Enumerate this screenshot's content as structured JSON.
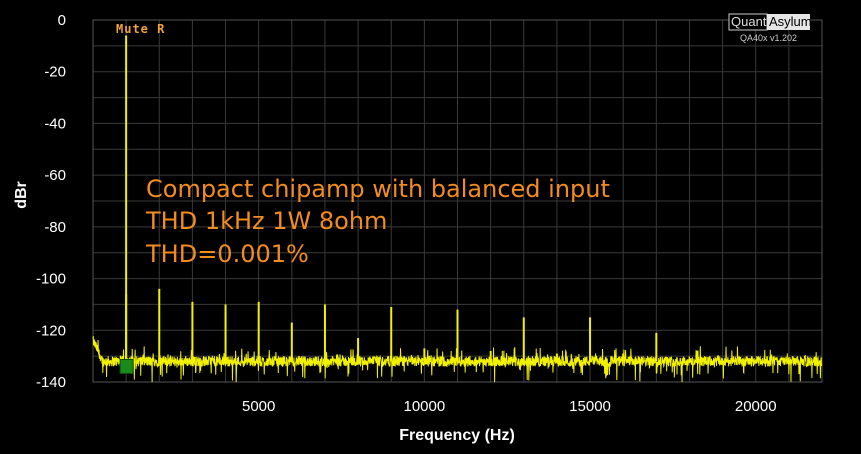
{
  "brand": {
    "quant": "Quant",
    "asylum": "Asylum",
    "version": "QA40x v1.202"
  },
  "mute_label": "Mute R",
  "chart_data": {
    "type": "line",
    "xlabel": "Frequency (Hz)",
    "ylabel": "dBr",
    "xlim": [
      0,
      22000
    ],
    "ylim": [
      -140,
      0
    ],
    "x_ticks": [
      5000,
      10000,
      15000,
      20000
    ],
    "y_ticks": [
      0,
      -20,
      -40,
      -60,
      -80,
      -100,
      -120,
      -140
    ],
    "grid": true,
    "line_color": "#f2f200",
    "annotations": [
      "Compact chipamp with balanced input",
      "THD 1kHz 1W 8ohm",
      "THD=0.001%"
    ],
    "noise_floor_dBr": -132,
    "fundamental": {
      "x": 1000,
      "y": -6
    },
    "harmonics": [
      {
        "x": 1000,
        "y": -106
      },
      {
        "x": 2000,
        "y": -104
      },
      {
        "x": 3000,
        "y": -109
      },
      {
        "x": 4000,
        "y": -110
      },
      {
        "x": 5000,
        "y": -109
      },
      {
        "x": 6000,
        "y": -117
      },
      {
        "x": 7000,
        "y": -110
      },
      {
        "x": 8000,
        "y": -123
      },
      {
        "x": 9000,
        "y": -111
      },
      {
        "x": 10000,
        "y": -127
      },
      {
        "x": 11000,
        "y": -112
      },
      {
        "x": 12000,
        "y": -128
      },
      {
        "x": 13000,
        "y": -115
      },
      {
        "x": 14000,
        "y": -129
      },
      {
        "x": 15000,
        "y": -115
      },
      {
        "x": 16000,
        "y": -129
      },
      {
        "x": 17000,
        "y": -121
      }
    ],
    "marker": {
      "x": 1000,
      "y": -134,
      "color": "#1a8a1a"
    }
  }
}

*****

> [WHAT YOU ARE ASKED TO DO]:
Print the entries above exactly, taking out only the pictures.

> [EXERCISE ANSWER]:
Enumerate this screenshot's content as structured JSON.
{
  "brand": {
    "quant": "Quant",
    "asylum": "Asylum",
    "version": "QA40x v1.202"
  },
  "mute_label": "Mute R",
  "chart_data": {
    "type": "line",
    "xlabel": "Frequency (Hz)",
    "ylabel": "dBr",
    "xlim": [
      0,
      22000
    ],
    "ylim": [
      -140,
      0
    ],
    "x_ticks": [
      5000,
      10000,
      15000,
      20000
    ],
    "y_ticks": [
      0,
      -20,
      -40,
      -60,
      -80,
      -100,
      -120,
      -140
    ],
    "grid": true,
    "line_color": "#f2f200",
    "annotations": [
      "Compact chipamp with balanced input",
      "THD 1kHz 1W 8ohm",
      "THD=0.001%"
    ],
    "noise_floor_dBr": -132,
    "fundamental": {
      "x": 1000,
      "y": -6
    },
    "harmonics": [
      {
        "x": 1000,
        "y": -106
      },
      {
        "x": 2000,
        "y": -104
      },
      {
        "x": 3000,
        "y": -109
      },
      {
        "x": 4000,
        "y": -110
      },
      {
        "x": 5000,
        "y": -109
      },
      {
        "x": 6000,
        "y": -117
      },
      {
        "x": 7000,
        "y": -110
      },
      {
        "x": 8000,
        "y": -123
      },
      {
        "x": 9000,
        "y": -111
      },
      {
        "x": 10000,
        "y": -127
      },
      {
        "x": 11000,
        "y": -112
      },
      {
        "x": 12000,
        "y": -128
      },
      {
        "x": 13000,
        "y": -115
      },
      {
        "x": 14000,
        "y": -129
      },
      {
        "x": 15000,
        "y": -115
      },
      {
        "x": 16000,
        "y": -129
      },
      {
        "x": 17000,
        "y": -121
      }
    ],
    "marker": {
      "x": 1000,
      "y": -134,
      "color": "#1a8a1a"
    }
  }
}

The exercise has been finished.